▸ Task
Copy out, from the entries below, each line holding the string "居委会主任".

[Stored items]
## START
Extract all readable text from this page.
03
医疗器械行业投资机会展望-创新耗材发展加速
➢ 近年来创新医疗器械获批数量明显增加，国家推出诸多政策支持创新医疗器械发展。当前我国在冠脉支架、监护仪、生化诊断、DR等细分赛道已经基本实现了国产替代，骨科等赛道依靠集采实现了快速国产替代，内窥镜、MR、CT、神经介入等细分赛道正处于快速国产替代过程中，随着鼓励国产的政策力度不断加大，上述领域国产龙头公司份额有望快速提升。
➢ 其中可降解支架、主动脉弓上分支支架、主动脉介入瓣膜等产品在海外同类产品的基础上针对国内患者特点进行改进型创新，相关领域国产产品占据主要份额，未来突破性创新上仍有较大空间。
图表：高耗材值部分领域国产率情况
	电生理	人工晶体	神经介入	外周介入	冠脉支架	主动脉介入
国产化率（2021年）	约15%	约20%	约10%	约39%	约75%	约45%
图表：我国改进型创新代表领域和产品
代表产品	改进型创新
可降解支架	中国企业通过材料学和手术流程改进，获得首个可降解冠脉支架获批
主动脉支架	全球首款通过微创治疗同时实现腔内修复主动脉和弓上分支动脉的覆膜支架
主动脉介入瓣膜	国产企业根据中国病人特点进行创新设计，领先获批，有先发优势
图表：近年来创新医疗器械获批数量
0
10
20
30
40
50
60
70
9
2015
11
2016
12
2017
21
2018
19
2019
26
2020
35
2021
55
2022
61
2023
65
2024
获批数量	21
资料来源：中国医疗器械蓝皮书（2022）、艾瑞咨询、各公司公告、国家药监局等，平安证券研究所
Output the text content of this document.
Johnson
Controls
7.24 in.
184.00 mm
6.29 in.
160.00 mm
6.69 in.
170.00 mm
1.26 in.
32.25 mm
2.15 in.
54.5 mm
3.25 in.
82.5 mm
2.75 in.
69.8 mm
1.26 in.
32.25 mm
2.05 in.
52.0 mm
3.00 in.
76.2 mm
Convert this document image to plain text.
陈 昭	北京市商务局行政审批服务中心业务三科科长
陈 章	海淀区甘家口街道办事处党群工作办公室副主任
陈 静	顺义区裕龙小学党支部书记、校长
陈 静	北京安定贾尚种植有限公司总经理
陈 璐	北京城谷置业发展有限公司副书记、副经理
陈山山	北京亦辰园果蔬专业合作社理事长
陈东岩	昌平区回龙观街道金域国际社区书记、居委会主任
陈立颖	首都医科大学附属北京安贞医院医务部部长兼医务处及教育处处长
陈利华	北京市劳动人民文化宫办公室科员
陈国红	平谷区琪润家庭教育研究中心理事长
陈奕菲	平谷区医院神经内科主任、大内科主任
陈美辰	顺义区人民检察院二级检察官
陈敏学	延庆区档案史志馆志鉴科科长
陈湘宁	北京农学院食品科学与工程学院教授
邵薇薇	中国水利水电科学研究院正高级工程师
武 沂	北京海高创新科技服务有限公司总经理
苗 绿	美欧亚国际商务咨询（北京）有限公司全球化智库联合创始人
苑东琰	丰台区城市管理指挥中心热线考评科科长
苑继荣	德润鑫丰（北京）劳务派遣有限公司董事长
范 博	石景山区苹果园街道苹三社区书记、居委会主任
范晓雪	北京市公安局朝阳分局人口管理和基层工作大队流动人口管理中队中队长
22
## END
▸ Output for this exercise
陈东岩	昌平区回龙观街道金域国际社区书记、居委会主任
范 博	石景山区苹果园街道苹三社区书记、居委会主任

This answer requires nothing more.